__Given data__:
start
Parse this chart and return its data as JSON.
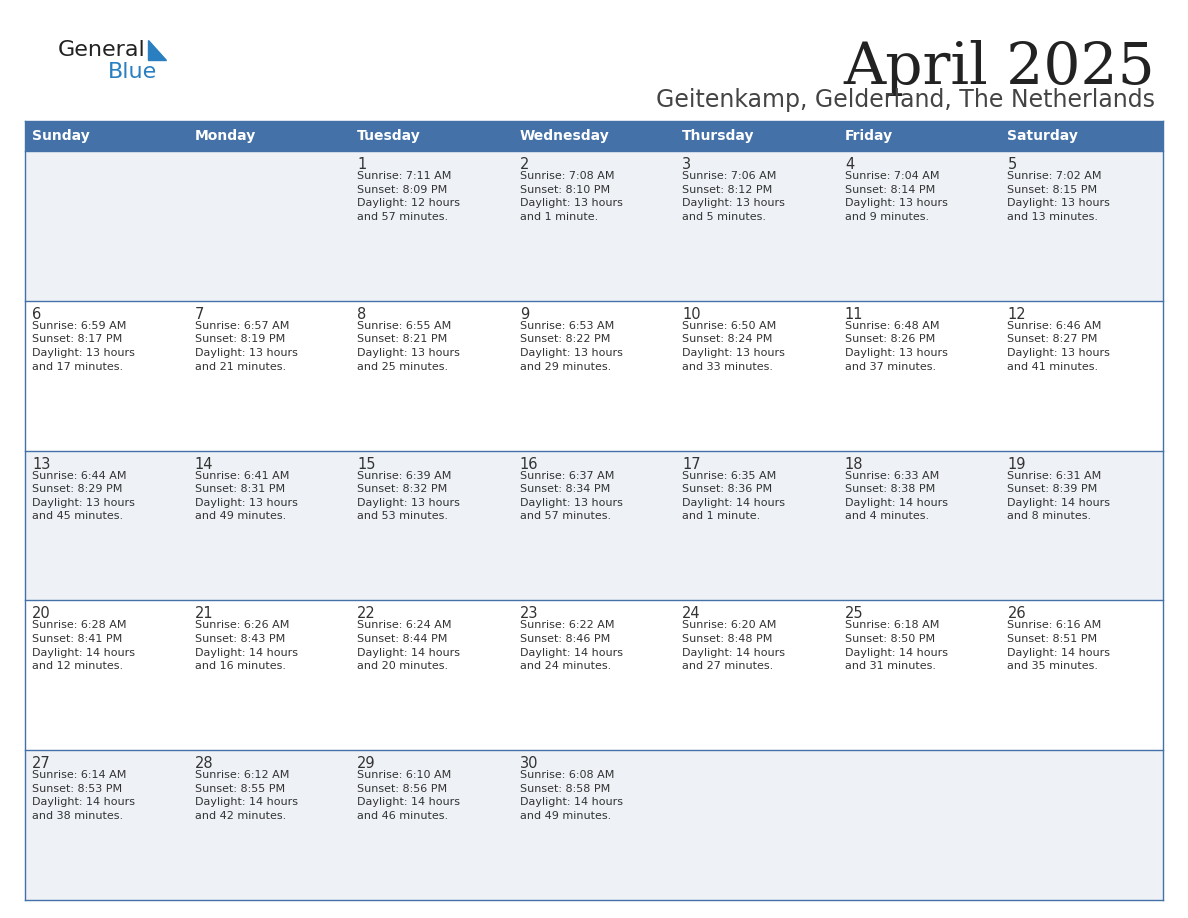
{
  "title": "April 2025",
  "subtitle": "Geitenkamp, Gelderland, The Netherlands",
  "days_of_week": [
    "Sunday",
    "Monday",
    "Tuesday",
    "Wednesday",
    "Thursday",
    "Friday",
    "Saturday"
  ],
  "header_bg": "#4472a8",
  "header_text_color": "#ffffff",
  "row_bg_light": "#eef2f7",
  "row_bg_white": "#ffffff",
  "cell_text_color": "#333333",
  "border_color": "#4472a8",
  "title_color": "#222222",
  "subtitle_color": "#444444",
  "logo_general_color": "#222222",
  "logo_blue_color": "#2a7fc1",
  "logo_triangle_color": "#2a7fc1",
  "calendar": [
    [
      {
        "day": null,
        "text": ""
      },
      {
        "day": null,
        "text": ""
      },
      {
        "day": 1,
        "text": "Sunrise: 7:11 AM\nSunset: 8:09 PM\nDaylight: 12 hours\nand 57 minutes."
      },
      {
        "day": 2,
        "text": "Sunrise: 7:08 AM\nSunset: 8:10 PM\nDaylight: 13 hours\nand 1 minute."
      },
      {
        "day": 3,
        "text": "Sunrise: 7:06 AM\nSunset: 8:12 PM\nDaylight: 13 hours\nand 5 minutes."
      },
      {
        "day": 4,
        "text": "Sunrise: 7:04 AM\nSunset: 8:14 PM\nDaylight: 13 hours\nand 9 minutes."
      },
      {
        "day": 5,
        "text": "Sunrise: 7:02 AM\nSunset: 8:15 PM\nDaylight: 13 hours\nand 13 minutes."
      }
    ],
    [
      {
        "day": 6,
        "text": "Sunrise: 6:59 AM\nSunset: 8:17 PM\nDaylight: 13 hours\nand 17 minutes."
      },
      {
        "day": 7,
        "text": "Sunrise: 6:57 AM\nSunset: 8:19 PM\nDaylight: 13 hours\nand 21 minutes."
      },
      {
        "day": 8,
        "text": "Sunrise: 6:55 AM\nSunset: 8:21 PM\nDaylight: 13 hours\nand 25 minutes."
      },
      {
        "day": 9,
        "text": "Sunrise: 6:53 AM\nSunset: 8:22 PM\nDaylight: 13 hours\nand 29 minutes."
      },
      {
        "day": 10,
        "text": "Sunrise: 6:50 AM\nSunset: 8:24 PM\nDaylight: 13 hours\nand 33 minutes."
      },
      {
        "day": 11,
        "text": "Sunrise: 6:48 AM\nSunset: 8:26 PM\nDaylight: 13 hours\nand 37 minutes."
      },
      {
        "day": 12,
        "text": "Sunrise: 6:46 AM\nSunset: 8:27 PM\nDaylight: 13 hours\nand 41 minutes."
      }
    ],
    [
      {
        "day": 13,
        "text": "Sunrise: 6:44 AM\nSunset: 8:29 PM\nDaylight: 13 hours\nand 45 minutes."
      },
      {
        "day": 14,
        "text": "Sunrise: 6:41 AM\nSunset: 8:31 PM\nDaylight: 13 hours\nand 49 minutes."
      },
      {
        "day": 15,
        "text": "Sunrise: 6:39 AM\nSunset: 8:32 PM\nDaylight: 13 hours\nand 53 minutes."
      },
      {
        "day": 16,
        "text": "Sunrise: 6:37 AM\nSunset: 8:34 PM\nDaylight: 13 hours\nand 57 minutes."
      },
      {
        "day": 17,
        "text": "Sunrise: 6:35 AM\nSunset: 8:36 PM\nDaylight: 14 hours\nand 1 minute."
      },
      {
        "day": 18,
        "text": "Sunrise: 6:33 AM\nSunset: 8:38 PM\nDaylight: 14 hours\nand 4 minutes."
      },
      {
        "day": 19,
        "text": "Sunrise: 6:31 AM\nSunset: 8:39 PM\nDaylight: 14 hours\nand 8 minutes."
      }
    ],
    [
      {
        "day": 20,
        "text": "Sunrise: 6:28 AM\nSunset: 8:41 PM\nDaylight: 14 hours\nand 12 minutes."
      },
      {
        "day": 21,
        "text": "Sunrise: 6:26 AM\nSunset: 8:43 PM\nDaylight: 14 hours\nand 16 minutes."
      },
      {
        "day": 22,
        "text": "Sunrise: 6:24 AM\nSunset: 8:44 PM\nDaylight: 14 hours\nand 20 minutes."
      },
      {
        "day": 23,
        "text": "Sunrise: 6:22 AM\nSunset: 8:46 PM\nDaylight: 14 hours\nand 24 minutes."
      },
      {
        "day": 24,
        "text": "Sunrise: 6:20 AM\nSunset: 8:48 PM\nDaylight: 14 hours\nand 27 minutes."
      },
      {
        "day": 25,
        "text": "Sunrise: 6:18 AM\nSunset: 8:50 PM\nDaylight: 14 hours\nand 31 minutes."
      },
      {
        "day": 26,
        "text": "Sunrise: 6:16 AM\nSunset: 8:51 PM\nDaylight: 14 hours\nand 35 minutes."
      }
    ],
    [
      {
        "day": 27,
        "text": "Sunrise: 6:14 AM\nSunset: 8:53 PM\nDaylight: 14 hours\nand 38 minutes."
      },
      {
        "day": 28,
        "text": "Sunrise: 6:12 AM\nSunset: 8:55 PM\nDaylight: 14 hours\nand 42 minutes."
      },
      {
        "day": 29,
        "text": "Sunrise: 6:10 AM\nSunset: 8:56 PM\nDaylight: 14 hours\nand 46 minutes."
      },
      {
        "day": 30,
        "text": "Sunrise: 6:08 AM\nSunset: 8:58 PM\nDaylight: 14 hours\nand 49 minutes."
      },
      {
        "day": null,
        "text": ""
      },
      {
        "day": null,
        "text": ""
      },
      {
        "day": null,
        "text": ""
      }
    ]
  ]
}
end
Copy every line above in which the string "ffffff" shows up.

__Complete response__:
  "header_text_color": "#ffffff",
  "row_bg_white": "#ffffff",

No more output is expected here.